STATED PROBLEM - Work through the material below line by line and say how many lines include the word "this". Only the number, please.

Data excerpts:
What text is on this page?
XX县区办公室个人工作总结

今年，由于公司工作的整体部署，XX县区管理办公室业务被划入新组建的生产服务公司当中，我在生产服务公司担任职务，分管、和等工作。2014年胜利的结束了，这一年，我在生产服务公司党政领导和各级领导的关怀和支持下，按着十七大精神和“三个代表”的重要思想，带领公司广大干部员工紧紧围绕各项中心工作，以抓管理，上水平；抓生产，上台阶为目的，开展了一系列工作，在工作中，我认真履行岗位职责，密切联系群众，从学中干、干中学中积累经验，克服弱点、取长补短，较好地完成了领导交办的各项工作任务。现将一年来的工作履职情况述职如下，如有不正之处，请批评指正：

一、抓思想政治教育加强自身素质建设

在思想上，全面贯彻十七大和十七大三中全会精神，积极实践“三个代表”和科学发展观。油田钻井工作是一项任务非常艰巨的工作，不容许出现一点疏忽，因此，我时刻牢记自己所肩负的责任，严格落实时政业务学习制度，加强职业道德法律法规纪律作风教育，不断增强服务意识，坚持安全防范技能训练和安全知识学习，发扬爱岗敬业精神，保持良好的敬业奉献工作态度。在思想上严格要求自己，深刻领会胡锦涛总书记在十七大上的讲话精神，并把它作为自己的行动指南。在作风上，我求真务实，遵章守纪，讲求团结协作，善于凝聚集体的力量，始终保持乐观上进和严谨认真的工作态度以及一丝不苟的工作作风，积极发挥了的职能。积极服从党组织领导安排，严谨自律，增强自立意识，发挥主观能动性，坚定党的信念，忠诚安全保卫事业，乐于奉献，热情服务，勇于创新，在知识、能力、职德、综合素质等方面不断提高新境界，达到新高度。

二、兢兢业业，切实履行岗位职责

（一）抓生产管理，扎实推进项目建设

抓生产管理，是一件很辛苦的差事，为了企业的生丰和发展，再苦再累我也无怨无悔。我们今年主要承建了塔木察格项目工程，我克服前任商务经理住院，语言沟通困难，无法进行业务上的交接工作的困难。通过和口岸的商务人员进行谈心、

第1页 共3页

---

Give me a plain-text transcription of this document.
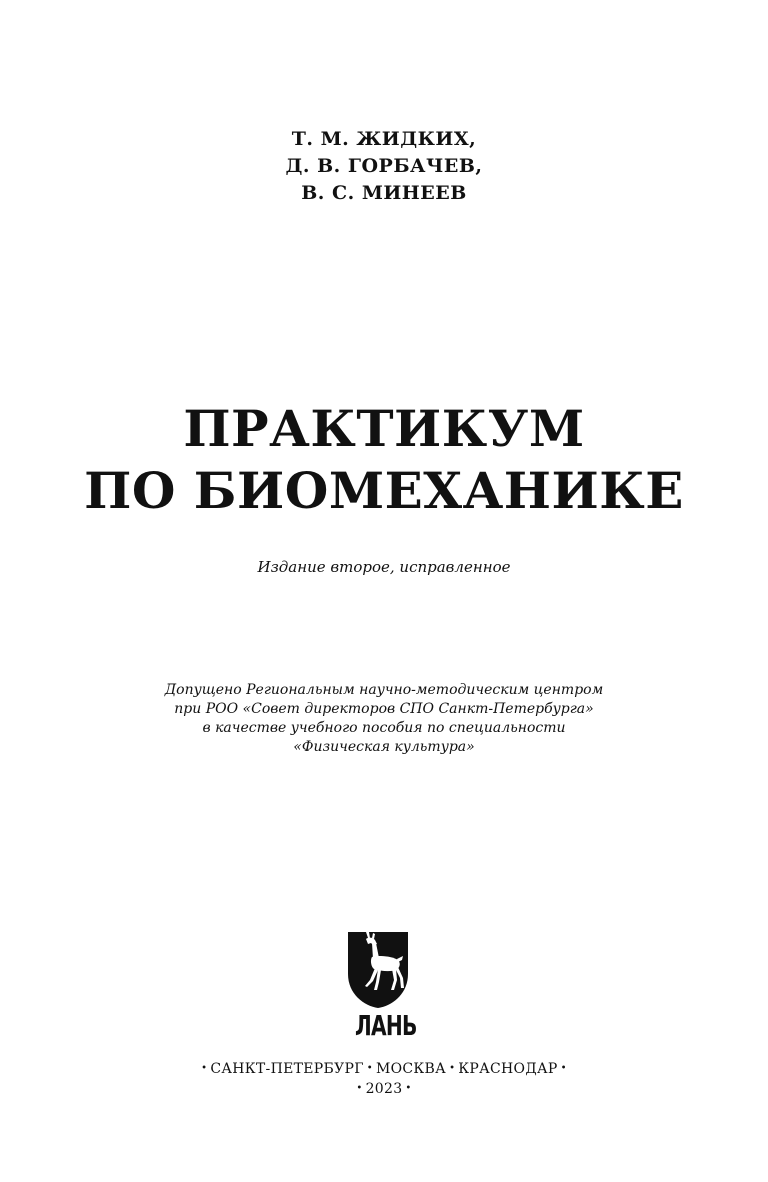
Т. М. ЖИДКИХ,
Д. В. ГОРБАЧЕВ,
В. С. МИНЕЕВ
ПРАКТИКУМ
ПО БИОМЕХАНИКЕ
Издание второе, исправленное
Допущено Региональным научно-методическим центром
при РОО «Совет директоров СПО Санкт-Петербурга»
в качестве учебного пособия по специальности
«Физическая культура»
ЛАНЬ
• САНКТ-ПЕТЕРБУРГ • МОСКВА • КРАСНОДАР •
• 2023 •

SOLUTION TO THE EXERCISE - 2